### WHAT THIS TASK INVOLVES
In the data below, retype the lines exactly, beginning at the line that contains "x-tick-label: 15.00 <box>368" and continuing through the line that contains "x-tick-label: 40.00 <box>890", with both of those lines included.

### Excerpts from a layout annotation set
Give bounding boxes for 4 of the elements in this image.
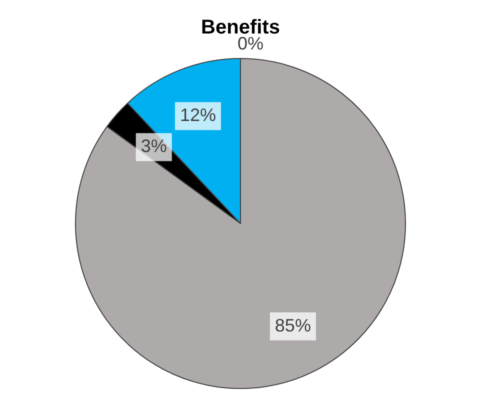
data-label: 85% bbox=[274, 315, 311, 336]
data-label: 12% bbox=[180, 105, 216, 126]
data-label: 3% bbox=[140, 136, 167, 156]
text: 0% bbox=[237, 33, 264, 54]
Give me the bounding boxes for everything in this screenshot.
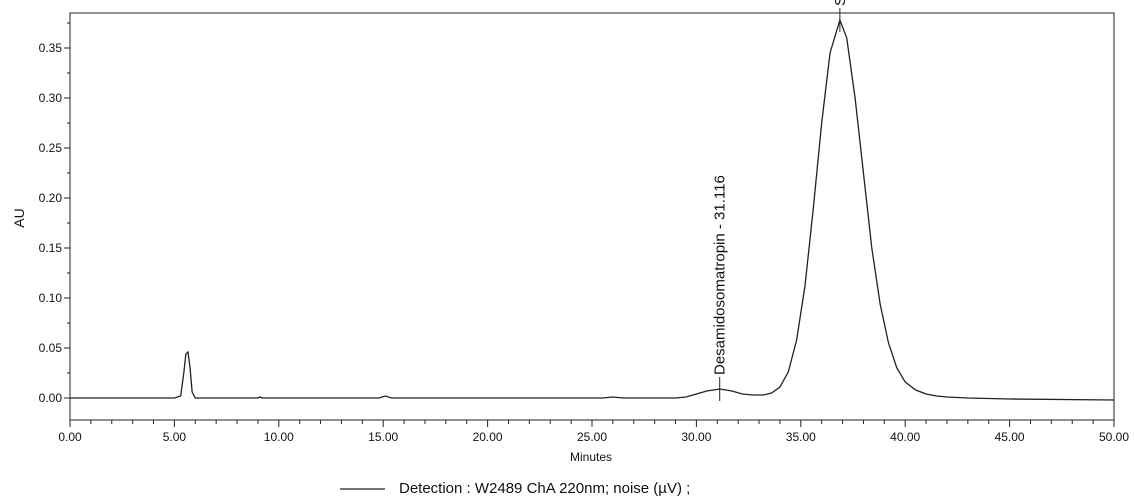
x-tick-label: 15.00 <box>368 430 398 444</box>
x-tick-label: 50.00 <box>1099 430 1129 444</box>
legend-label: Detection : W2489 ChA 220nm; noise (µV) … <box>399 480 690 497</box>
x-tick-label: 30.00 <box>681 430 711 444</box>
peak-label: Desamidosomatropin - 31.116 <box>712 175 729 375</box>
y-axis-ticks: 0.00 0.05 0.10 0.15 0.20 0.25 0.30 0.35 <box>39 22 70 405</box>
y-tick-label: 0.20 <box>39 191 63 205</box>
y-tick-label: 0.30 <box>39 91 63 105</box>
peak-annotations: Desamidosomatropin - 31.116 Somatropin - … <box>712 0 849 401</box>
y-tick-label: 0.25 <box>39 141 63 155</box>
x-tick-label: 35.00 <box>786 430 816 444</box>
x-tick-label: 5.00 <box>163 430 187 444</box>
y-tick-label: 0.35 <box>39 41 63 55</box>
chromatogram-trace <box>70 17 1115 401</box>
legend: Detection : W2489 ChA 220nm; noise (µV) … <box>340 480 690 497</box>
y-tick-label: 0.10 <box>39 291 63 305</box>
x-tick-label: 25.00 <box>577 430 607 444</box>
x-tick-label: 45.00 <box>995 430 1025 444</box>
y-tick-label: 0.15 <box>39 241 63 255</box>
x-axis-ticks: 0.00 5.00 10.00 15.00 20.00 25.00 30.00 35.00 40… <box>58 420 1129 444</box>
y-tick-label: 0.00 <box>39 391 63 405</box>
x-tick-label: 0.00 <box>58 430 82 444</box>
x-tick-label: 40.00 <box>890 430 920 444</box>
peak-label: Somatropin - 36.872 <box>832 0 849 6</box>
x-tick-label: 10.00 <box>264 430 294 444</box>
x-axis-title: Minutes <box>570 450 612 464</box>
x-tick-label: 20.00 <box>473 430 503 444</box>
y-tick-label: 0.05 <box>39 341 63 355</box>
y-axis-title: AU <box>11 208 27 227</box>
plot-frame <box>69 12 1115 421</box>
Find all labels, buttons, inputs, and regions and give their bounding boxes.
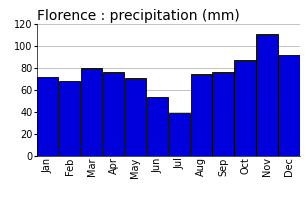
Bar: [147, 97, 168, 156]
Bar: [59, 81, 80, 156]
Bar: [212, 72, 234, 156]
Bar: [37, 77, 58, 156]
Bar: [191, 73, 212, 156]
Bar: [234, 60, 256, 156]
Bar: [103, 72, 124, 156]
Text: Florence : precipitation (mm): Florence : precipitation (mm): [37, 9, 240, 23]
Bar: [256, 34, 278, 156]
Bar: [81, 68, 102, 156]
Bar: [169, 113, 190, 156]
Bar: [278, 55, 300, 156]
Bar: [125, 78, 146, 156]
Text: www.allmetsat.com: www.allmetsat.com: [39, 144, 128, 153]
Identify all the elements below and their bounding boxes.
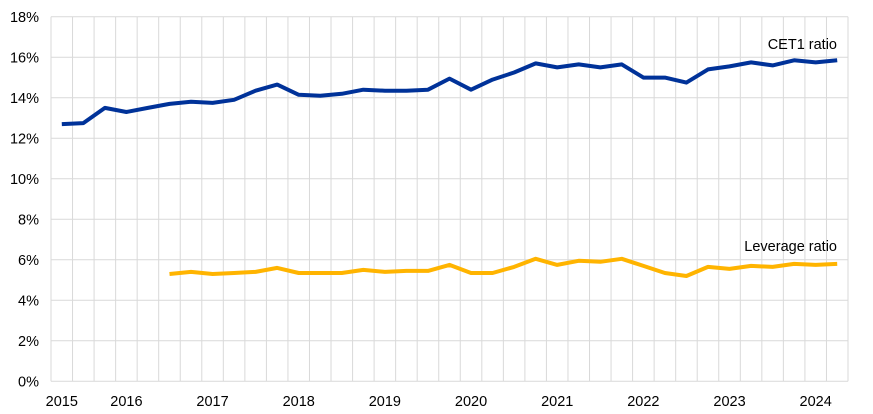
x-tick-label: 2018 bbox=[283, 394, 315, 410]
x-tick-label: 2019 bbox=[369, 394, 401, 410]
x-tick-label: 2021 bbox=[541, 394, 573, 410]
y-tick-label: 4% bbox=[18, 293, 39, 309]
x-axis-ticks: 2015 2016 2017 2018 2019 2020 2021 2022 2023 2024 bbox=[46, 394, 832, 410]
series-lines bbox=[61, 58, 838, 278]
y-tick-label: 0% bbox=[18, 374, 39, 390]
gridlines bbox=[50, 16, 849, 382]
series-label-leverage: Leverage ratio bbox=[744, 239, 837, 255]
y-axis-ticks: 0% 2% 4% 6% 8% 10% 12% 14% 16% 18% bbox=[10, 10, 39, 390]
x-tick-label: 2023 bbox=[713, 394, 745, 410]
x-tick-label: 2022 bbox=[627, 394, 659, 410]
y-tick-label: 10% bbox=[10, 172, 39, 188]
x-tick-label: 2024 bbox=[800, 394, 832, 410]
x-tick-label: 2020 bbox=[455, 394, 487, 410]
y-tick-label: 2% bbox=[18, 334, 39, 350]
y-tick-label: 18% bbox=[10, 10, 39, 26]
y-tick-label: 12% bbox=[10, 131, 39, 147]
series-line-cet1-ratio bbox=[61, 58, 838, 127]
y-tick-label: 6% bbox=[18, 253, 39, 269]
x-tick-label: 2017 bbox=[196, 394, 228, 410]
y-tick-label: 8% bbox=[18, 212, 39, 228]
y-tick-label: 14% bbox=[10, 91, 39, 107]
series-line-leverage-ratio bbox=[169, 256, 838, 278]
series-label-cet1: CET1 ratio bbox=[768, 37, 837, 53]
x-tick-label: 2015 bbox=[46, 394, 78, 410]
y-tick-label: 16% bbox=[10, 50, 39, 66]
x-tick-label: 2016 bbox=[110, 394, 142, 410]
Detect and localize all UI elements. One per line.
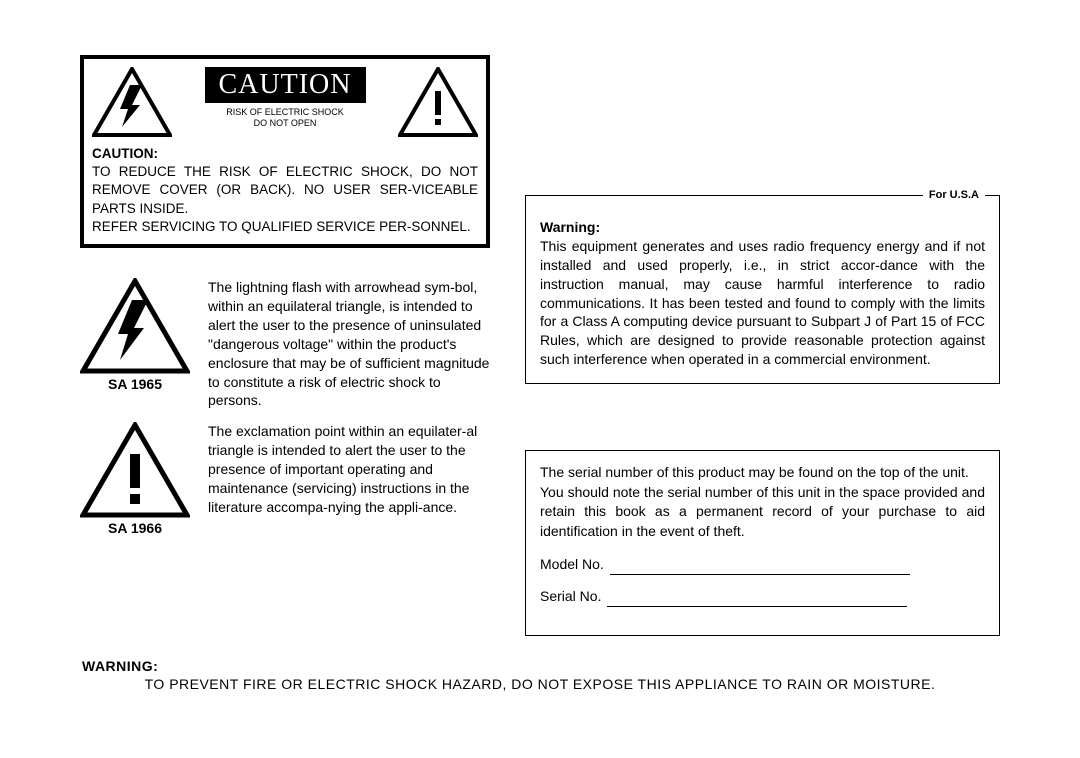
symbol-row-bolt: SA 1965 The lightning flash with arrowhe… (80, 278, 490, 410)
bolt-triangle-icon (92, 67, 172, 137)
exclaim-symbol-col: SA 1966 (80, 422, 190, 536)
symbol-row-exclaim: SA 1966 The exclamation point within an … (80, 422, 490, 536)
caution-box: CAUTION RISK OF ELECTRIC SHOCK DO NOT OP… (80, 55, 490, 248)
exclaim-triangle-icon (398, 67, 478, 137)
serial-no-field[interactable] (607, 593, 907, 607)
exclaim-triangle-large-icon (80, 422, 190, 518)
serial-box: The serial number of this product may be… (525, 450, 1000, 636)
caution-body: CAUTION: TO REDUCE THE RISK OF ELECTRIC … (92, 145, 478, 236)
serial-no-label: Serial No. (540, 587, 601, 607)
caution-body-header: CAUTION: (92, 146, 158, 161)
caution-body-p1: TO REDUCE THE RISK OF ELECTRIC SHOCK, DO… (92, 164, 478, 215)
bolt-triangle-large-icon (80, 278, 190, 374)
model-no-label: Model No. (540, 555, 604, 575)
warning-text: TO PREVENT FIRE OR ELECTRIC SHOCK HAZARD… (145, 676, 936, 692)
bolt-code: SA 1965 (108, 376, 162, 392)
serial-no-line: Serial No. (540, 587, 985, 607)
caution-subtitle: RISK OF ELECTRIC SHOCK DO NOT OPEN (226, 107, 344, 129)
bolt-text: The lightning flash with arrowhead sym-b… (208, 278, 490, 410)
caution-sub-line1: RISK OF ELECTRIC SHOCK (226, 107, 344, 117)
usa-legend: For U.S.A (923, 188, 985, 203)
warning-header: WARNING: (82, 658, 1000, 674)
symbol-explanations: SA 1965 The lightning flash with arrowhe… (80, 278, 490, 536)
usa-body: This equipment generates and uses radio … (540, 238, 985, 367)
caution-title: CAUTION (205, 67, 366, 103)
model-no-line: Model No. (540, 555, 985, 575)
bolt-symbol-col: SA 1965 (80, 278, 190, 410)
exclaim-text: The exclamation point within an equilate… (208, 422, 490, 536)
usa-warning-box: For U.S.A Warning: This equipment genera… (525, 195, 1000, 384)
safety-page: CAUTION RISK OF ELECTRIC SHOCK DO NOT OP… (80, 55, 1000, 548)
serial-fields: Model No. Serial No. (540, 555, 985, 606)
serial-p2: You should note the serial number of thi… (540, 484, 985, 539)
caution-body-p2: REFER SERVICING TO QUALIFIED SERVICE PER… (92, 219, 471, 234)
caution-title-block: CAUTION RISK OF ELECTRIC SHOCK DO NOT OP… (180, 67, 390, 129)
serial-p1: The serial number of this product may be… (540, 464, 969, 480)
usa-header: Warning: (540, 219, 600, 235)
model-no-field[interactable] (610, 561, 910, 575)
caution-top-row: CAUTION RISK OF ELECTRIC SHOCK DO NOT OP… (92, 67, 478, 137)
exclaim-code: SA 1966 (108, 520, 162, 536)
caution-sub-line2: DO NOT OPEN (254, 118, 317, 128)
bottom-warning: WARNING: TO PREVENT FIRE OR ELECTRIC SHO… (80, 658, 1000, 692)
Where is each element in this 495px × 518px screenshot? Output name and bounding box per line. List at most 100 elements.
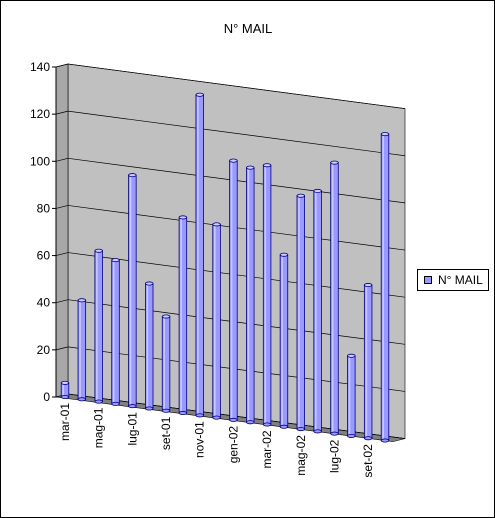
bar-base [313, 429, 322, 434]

### RESULT BELOW
x-tick-label: 15.00 <box>368 430 398 444</box>
x-tick-label: 50.00 <box>1099 430 1129 444</box>
legend-label: Detection : W2489 ChA 220nm; noise (µV) … <box>399 480 690 497</box>
x-tick-label: 30.00 <box>681 430 711 444</box>
peak-label: Desamidosomatropin - 31.116 <box>712 175 729 375</box>
y-axis-ticks: 0.00 0.05 0.10 0.15 0.20 0.25 0.30 0.35 <box>39 22 70 405</box>
y-tick-label: 0.20 <box>39 191 63 205</box>
y-tick-label: 0.30 <box>39 91 63 105</box>
peak-annotations: Desamidosomatropin - 31.116 Somatropin - … <box>712 0 849 401</box>
y-tick-label: 0.25 <box>39 141 63 155</box>
x-tick-label: 35.00 <box>786 430 816 444</box>
x-tick-label: 5.00 <box>163 430 187 444</box>
y-tick-label: 0.35 <box>39 41 63 55</box>
chromatogram-trace <box>70 17 1115 401</box>
legend: Detection : W2489 ChA 220nm; noise (µV) … <box>340 480 690 497</box>
y-tick-label: 0.10 <box>39 291 63 305</box>
x-tick-label: 25.00 <box>577 430 607 444</box>
x-tick-label: 45.00 <box>995 430 1025 444</box>
y-tick-label: 0.15 <box>39 241 63 255</box>
x-axis-ticks: 0.00 5.00 10.00 15.00 20.00 25.00 30.00 35.00 40… <box>58 420 1129 444</box>
y-tick-label: 0.00 <box>39 391 63 405</box>
x-tick-label: 0.00 <box>58 430 82 444</box>
x-tick-label: 40.00 <box>890 430 920 444</box>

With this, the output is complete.